## Dataset rows
┄┄┄┄┄┄┄┄┄┄
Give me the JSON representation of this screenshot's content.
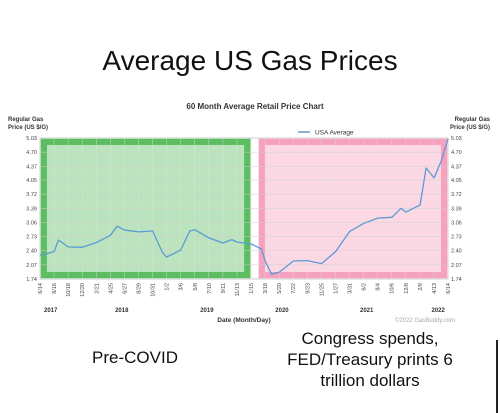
{
  "slide": {
    "title": "Average US Gas Prices",
    "note_left": "Pre-COVID",
    "note_right": "Congress spends, FED/Treasury prints 6 trillion dollars"
  },
  "chart_data": {
    "type": "line",
    "title": "60 Month Average Retail Price Chart",
    "ylabel_left": [
      "Regular Gas",
      "Price (US $/G)"
    ],
    "ylabel_right": [
      "Regular Gas",
      "Price (US $/G)"
    ],
    "xlabel": "Date (Month/Day)",
    "credit": "©2022 GasBuddy.com",
    "ylim": [
      1.74,
      5.03
    ],
    "yticks": [
      "5.03",
      "4.70",
      "4.37",
      "4.05",
      "3.72",
      "3.39",
      "3.06",
      "2.73",
      "2.40",
      "2.07",
      "1.74"
    ],
    "xticks": [
      "6/14",
      "8/16",
      "10/18",
      "12/20",
      "2/21",
      "4/25",
      "6/27",
      "8/29",
      "10/31",
      "1/2",
      "3/6",
      "5/8",
      "7/10",
      "9/11",
      "11/13",
      "1/15",
      "3/18",
      "5/20",
      "7/22",
      "9/23",
      "11/25",
      "1/27",
      "3/31",
      "6/2",
      "8/4",
      "10/6",
      "12/8",
      "2/9",
      "4/13",
      "6/14"
    ],
    "years": [
      {
        "label": "2017",
        "x": "2017-08-01"
      },
      {
        "label": "2018",
        "x": "2018-06-15"
      },
      {
        "label": "2019",
        "x": "2019-07-01"
      },
      {
        "label": "2020",
        "x": "2020-06-01"
      },
      {
        "label": "2021",
        "x": "2021-06-15"
      },
      {
        "label": "2022",
        "x": "2022-05-01"
      }
    ],
    "legend": {
      "label": "USA Average",
      "position": "top-right",
      "color": "#5b9bd5"
    },
    "regions": [
      {
        "name": "pre-covid",
        "from": "2017-06-14",
        "to": "2020-01-15",
        "color": "#3cb043"
      },
      {
        "name": "spending",
        "from": "2020-02-15",
        "to": "2022-06-14",
        "color": "#f48fb1"
      }
    ],
    "series": [
      {
        "name": "USA Average",
        "color": "#5b9bd5",
        "x": [
          "2017-06-14",
          "2017-07-15",
          "2017-08-16",
          "2017-09-05",
          "2017-10-18",
          "2017-12-20",
          "2018-02-21",
          "2018-04-25",
          "2018-05-25",
          "2018-06-27",
          "2018-08-29",
          "2018-10-31",
          "2018-12-15",
          "2019-01-02",
          "2019-03-06",
          "2019-04-15",
          "2019-05-08",
          "2019-07-10",
          "2019-09-11",
          "2019-10-20",
          "2019-11-13",
          "2020-01-15",
          "2020-03-01",
          "2020-03-18",
          "2020-04-15",
          "2020-05-20",
          "2020-07-22",
          "2020-09-23",
          "2020-11-25",
          "2021-01-27",
          "2021-03-31",
          "2021-06-02",
          "2021-08-04",
          "2021-10-06",
          "2021-11-15",
          "2021-12-08",
          "2022-02-09",
          "2022-03-08",
          "2022-04-13",
          "2022-05-15",
          "2022-06-14"
        ],
        "values": [
          2.3,
          2.33,
          2.38,
          2.65,
          2.49,
          2.48,
          2.59,
          2.76,
          2.97,
          2.88,
          2.84,
          2.86,
          2.35,
          2.25,
          2.42,
          2.86,
          2.89,
          2.7,
          2.58,
          2.66,
          2.6,
          2.56,
          2.44,
          2.16,
          1.85,
          1.9,
          2.16,
          2.17,
          2.1,
          2.38,
          2.85,
          3.04,
          3.16,
          3.18,
          3.39,
          3.3,
          3.47,
          4.33,
          4.1,
          4.5,
          5.01
        ]
      }
    ]
  }
}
┄┄┄┄┄┄┄┄┄┄
## Work required
Reproduce each entry precisely, dropping only the pictures.

## Answer to this problem
Give me the JSON representation of this screenshot's content.
{
  "slide": {
    "title": "Average US Gas Prices",
    "note_left": "Pre-COVID",
    "note_right": "Congress spends, FED/Treasury prints 6 trillion dollars"
  },
  "chart_data": {
    "type": "line",
    "title": "60 Month Average Retail Price Chart",
    "ylabel_left": [
      "Regular Gas",
      "Price (US $/G)"
    ],
    "ylabel_right": [
      "Regular Gas",
      "Price (US $/G)"
    ],
    "xlabel": "Date (Month/Day)",
    "credit": "©2022 GasBuddy.com",
    "ylim": [
      1.74,
      5.03
    ],
    "yticks": [
      "5.03",
      "4.70",
      "4.37",
      "4.05",
      "3.72",
      "3.39",
      "3.06",
      "2.73",
      "2.40",
      "2.07",
      "1.74"
    ],
    "xticks": [
      "6/14",
      "8/16",
      "10/18",
      "12/20",
      "2/21",
      "4/25",
      "6/27",
      "8/29",
      "10/31",
      "1/2",
      "3/6",
      "5/8",
      "7/10",
      "9/11",
      "11/13",
      "1/15",
      "3/18",
      "5/20",
      "7/22",
      "9/23",
      "11/25",
      "1/27",
      "3/31",
      "6/2",
      "8/4",
      "10/6",
      "12/8",
      "2/9",
      "4/13",
      "6/14"
    ],
    "years": [
      {
        "label": "2017",
        "x": "2017-08-01"
      },
      {
        "label": "2018",
        "x": "2018-06-15"
      },
      {
        "label": "2019",
        "x": "2019-07-01"
      },
      {
        "label": "2020",
        "x": "2020-06-01"
      },
      {
        "label": "2021",
        "x": "2021-06-15"
      },
      {
        "label": "2022",
        "x": "2022-05-01"
      }
    ],
    "legend": {
      "label": "USA Average",
      "position": "top-right",
      "color": "#5b9bd5"
    },
    "regions": [
      {
        "name": "pre-covid",
        "from": "2017-06-14",
        "to": "2020-01-15",
        "color": "#3cb043"
      },
      {
        "name": "spending",
        "from": "2020-02-15",
        "to": "2022-06-14",
        "color": "#f48fb1"
      }
    ],
    "series": [
      {
        "name": "USA Average",
        "color": "#5b9bd5",
        "x": [
          "2017-06-14",
          "2017-07-15",
          "2017-08-16",
          "2017-09-05",
          "2017-10-18",
          "2017-12-20",
          "2018-02-21",
          "2018-04-25",
          "2018-05-25",
          "2018-06-27",
          "2018-08-29",
          "2018-10-31",
          "2018-12-15",
          "2019-01-02",
          "2019-03-06",
          "2019-04-15",
          "2019-05-08",
          "2019-07-10",
          "2019-09-11",
          "2019-10-20",
          "2019-11-13",
          "2020-01-15",
          "2020-03-01",
          "2020-03-18",
          "2020-04-15",
          "2020-05-20",
          "2020-07-22",
          "2020-09-23",
          "2020-11-25",
          "2021-01-27",
          "2021-03-31",
          "2021-06-02",
          "2021-08-04",
          "2021-10-06",
          "2021-11-15",
          "2021-12-08",
          "2022-02-09",
          "2022-03-08",
          "2022-04-13",
          "2022-05-15",
          "2022-06-14"
        ],
        "values": [
          2.3,
          2.33,
          2.38,
          2.65,
          2.49,
          2.48,
          2.59,
          2.76,
          2.97,
          2.88,
          2.84,
          2.86,
          2.35,
          2.25,
          2.42,
          2.86,
          2.89,
          2.7,
          2.58,
          2.66,
          2.6,
          2.56,
          2.44,
          2.16,
          1.85,
          1.9,
          2.16,
          2.17,
          2.1,
          2.38,
          2.85,
          3.04,
          3.16,
          3.18,
          3.39,
          3.3,
          3.47,
          4.33,
          4.1,
          4.5,
          5.01
        ]
      }
    ]
  }
}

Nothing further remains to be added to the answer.